• Instructions for the task:
All material below is to be reproduced exactly.

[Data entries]
<<<<
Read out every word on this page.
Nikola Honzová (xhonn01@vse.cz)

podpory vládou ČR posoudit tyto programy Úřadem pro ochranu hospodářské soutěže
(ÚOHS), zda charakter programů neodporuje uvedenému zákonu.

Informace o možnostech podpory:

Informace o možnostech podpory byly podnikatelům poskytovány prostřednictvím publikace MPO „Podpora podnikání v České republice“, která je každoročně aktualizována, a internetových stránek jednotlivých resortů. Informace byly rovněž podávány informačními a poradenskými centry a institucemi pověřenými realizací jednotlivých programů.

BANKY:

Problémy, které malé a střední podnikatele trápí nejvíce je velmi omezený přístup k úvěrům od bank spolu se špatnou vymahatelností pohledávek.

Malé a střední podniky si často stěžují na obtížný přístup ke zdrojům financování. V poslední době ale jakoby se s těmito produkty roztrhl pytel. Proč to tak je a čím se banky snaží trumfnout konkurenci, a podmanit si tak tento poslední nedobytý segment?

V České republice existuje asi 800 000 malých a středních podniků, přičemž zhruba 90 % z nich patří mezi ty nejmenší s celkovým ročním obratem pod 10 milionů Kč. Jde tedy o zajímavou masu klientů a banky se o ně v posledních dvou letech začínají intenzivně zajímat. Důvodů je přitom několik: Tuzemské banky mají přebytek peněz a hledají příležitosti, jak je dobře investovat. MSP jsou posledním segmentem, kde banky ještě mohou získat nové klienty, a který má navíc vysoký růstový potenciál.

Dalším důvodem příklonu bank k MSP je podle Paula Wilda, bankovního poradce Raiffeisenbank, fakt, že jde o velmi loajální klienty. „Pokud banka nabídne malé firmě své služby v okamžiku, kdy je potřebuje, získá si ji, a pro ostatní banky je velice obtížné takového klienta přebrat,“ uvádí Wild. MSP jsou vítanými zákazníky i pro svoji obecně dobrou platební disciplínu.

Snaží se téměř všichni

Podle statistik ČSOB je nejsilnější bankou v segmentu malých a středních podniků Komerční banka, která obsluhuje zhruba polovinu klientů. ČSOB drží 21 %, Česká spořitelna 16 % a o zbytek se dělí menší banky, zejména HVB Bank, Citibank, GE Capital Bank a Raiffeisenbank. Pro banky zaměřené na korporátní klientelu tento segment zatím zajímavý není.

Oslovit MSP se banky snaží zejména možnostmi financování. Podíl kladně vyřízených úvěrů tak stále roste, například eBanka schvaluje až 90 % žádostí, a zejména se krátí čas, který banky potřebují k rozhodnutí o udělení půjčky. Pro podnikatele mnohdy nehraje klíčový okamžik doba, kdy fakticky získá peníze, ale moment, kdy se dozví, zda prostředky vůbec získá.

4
>>>>
• Finished task:
Read out every word on this page.
Nikola Honzová (xhonn01@vse.cz)

podpory vládou ČR posoudit tyto programy Úřadem pro ochranu hospodářské soutěže
(ÚOHS), zda charakter programů neodporuje uvedenému zákonu.

Informace o možnostech podpory:

Informace o možnostech podpory byly podnikatelům poskytovány prostřednictvím publikace MPO „Podpora podnikání v České republice“, která je každoročně aktualizována, a internetových stránek jednotlivých resortů. Informace byly rovněž podávány informačními a poradenskými centry a institucemi pověřenými realizací jednotlivých programů.

BANKY:

Problémy, které malé a střední podnikatele trápí nejvíce je velmi omezený přístup k úvěrům od bank spolu se špatnou vymahatelností pohledávek.

Malé a střední podniky si často stěžují na obtížný přístup ke zdrojům financování. V poslední době ale jakoby se s těmito produkty roztrhl pytel. Proč to tak je a čím se banky snaží trumfnout konkurenci, a podmanit si tak tento poslední nedobytý segment?

V České republice existuje asi 800 000 malých a středních podniků, přičemž zhruba 90 % z nich patří mezi ty nejmenší s celkovým ročním obratem pod 10 milionů Kč. Jde tedy o zajímavou masu klientů a banky se o ně v posledních dvou letech začínají intenzivně zajímat. Důvodů je přitom několik: Tuzemské banky mají přebytek peněz a hledají příležitosti, jak je dobře investovat. MSP jsou posledním segmentem, kde banky ještě mohou získat nové klienty, a který má navíc vysoký růstový potenciál.

Dalším důvodem příklonu bank k MSP je podle Paula Wilda, bankovního poradce Raiffeisenbank, fakt, že jde o velmi loajální klienty. „Pokud banka nabídne malé firmě své služby v okamžiku, kdy je potřebuje, získá si ji, a pro ostatní banky je velice obtížné takového klienta přebrat,“ uvádí Wild. MSP jsou vítanými zákazníky i pro svoji obecně dobrou platební disciplínu.

Snaží se téměř všichni

Podle statistik ČSOB je nejsilnější bankou v segmentu malých a středních podniků Komerční banka, která obsluhuje zhruba polovinu klientů. ČSOB drží 21 %, Česká spořitelna 16 % a o zbytek se dělí menší banky, zejména HVB Bank, Citibank, GE Capital Bank a Raiffeisenbank. Pro banky zaměřené na korporátní klientelu tento segment zatím zajímavý není.

Oslovit MSP se banky snaží zejména možnostmi financování. Podíl kladně vyřízených úvěrů tak stále roste, například eBanka schvaluje až 90 % žádostí, a zejména se krátí čas, který banky potřebují k rozhodnutí o udělení půjčky. Pro podnikatele mnohdy nehraje klíčový okamžik doba, kdy fakticky získá peníze, ale moment, kdy se dozví, zda prostředky vůbec získá.

4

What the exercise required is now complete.